[EXERCISE MATERIAL]
## Begin
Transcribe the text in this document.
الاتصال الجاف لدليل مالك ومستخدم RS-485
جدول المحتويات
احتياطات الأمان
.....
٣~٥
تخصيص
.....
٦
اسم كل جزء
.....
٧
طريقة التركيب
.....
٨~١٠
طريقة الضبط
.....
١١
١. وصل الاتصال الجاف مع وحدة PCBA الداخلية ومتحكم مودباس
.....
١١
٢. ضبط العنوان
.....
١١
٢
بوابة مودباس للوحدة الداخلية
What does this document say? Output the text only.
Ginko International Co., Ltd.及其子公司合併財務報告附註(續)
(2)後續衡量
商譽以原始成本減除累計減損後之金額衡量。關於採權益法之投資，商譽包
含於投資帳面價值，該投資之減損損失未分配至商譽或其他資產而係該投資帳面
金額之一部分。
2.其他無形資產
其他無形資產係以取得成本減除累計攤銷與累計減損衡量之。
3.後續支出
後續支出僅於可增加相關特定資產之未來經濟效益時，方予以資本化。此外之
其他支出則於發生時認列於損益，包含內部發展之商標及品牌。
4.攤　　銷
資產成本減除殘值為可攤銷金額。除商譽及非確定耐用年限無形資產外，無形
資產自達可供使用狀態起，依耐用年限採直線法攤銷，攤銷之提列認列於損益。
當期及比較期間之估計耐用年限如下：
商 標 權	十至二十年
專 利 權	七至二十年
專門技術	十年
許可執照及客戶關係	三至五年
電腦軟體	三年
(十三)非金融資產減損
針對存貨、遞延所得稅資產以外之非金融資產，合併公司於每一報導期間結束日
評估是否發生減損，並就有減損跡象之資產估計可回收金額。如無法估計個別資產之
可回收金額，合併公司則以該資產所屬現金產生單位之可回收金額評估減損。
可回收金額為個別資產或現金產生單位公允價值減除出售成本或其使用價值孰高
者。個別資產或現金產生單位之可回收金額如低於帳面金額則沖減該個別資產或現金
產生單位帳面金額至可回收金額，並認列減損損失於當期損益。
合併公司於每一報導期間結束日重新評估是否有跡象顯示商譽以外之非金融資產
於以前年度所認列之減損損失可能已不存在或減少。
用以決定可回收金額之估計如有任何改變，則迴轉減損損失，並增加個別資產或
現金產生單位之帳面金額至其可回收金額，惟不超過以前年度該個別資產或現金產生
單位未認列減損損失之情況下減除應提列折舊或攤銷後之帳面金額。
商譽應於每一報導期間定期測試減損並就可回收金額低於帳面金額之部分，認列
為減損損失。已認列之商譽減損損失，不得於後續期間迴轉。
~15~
## End
## Begin
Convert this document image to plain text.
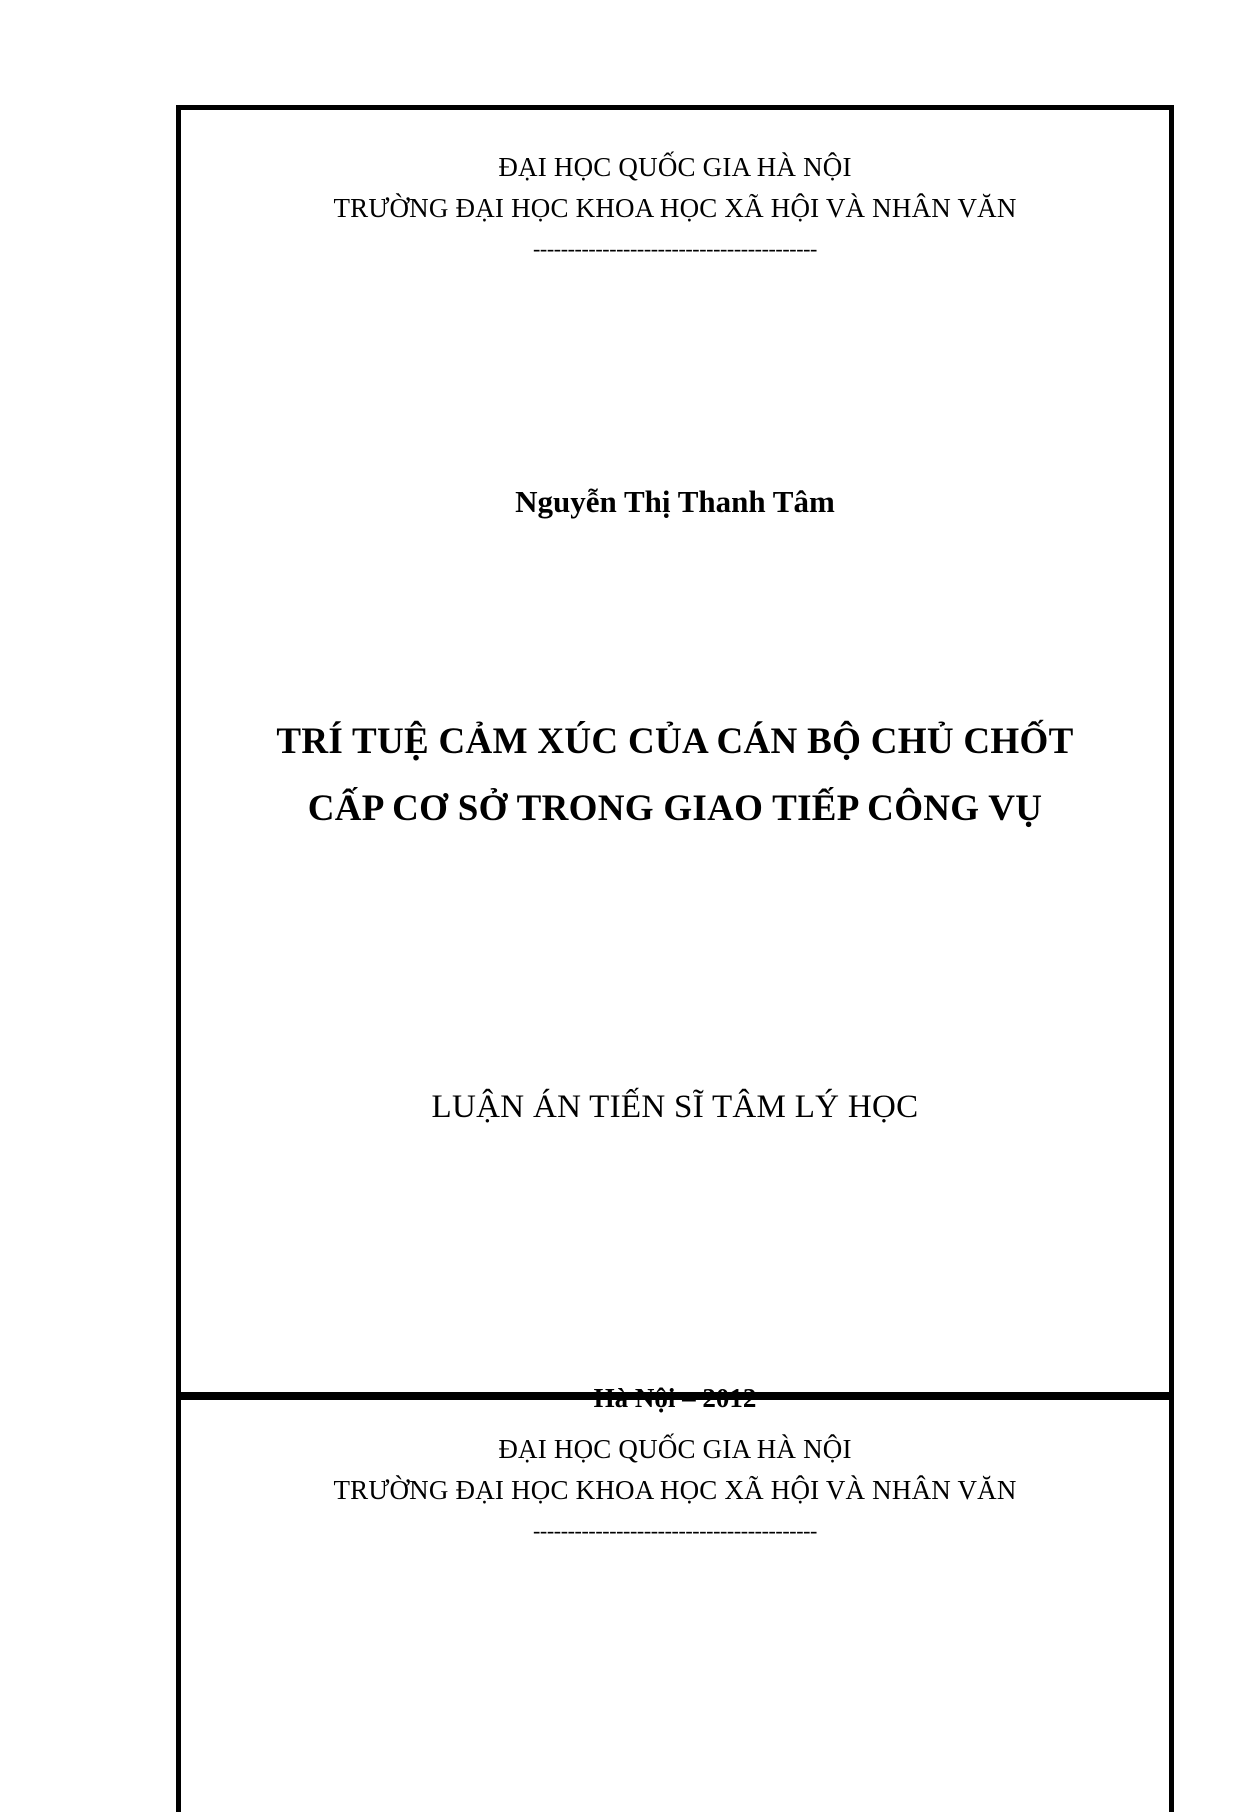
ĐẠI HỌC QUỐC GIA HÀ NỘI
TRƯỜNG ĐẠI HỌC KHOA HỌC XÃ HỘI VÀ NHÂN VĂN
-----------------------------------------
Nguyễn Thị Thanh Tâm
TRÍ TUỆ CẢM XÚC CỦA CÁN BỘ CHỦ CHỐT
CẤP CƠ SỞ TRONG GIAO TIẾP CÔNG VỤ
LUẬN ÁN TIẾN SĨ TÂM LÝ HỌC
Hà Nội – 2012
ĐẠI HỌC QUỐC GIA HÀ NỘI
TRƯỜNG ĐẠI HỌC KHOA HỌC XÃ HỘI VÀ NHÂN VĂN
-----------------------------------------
## End
## Begin
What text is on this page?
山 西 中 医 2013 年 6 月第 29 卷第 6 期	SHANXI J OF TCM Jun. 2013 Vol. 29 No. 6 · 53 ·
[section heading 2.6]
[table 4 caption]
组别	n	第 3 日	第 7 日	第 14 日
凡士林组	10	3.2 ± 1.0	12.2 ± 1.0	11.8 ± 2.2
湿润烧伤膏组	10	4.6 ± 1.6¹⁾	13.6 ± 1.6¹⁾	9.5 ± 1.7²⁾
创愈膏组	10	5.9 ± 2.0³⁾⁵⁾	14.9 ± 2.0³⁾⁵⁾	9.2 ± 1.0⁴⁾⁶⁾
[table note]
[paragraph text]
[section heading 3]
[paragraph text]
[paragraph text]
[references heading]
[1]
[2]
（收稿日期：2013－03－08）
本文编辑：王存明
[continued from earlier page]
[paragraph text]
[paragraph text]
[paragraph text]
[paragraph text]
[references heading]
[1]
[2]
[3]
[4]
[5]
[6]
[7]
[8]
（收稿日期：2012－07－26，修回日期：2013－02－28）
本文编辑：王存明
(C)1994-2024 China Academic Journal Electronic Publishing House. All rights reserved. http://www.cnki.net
## End
[EXERCISE DESCRIPTION] Search the records for the string "مودباس" and return every line in which it occurs.

[RESULT BELOW]
١. وصل الاتصال الجاف مع وحدة PCBA الداخلية ومتحكم مودباس
بوابة مودباس للوحدة الداخلية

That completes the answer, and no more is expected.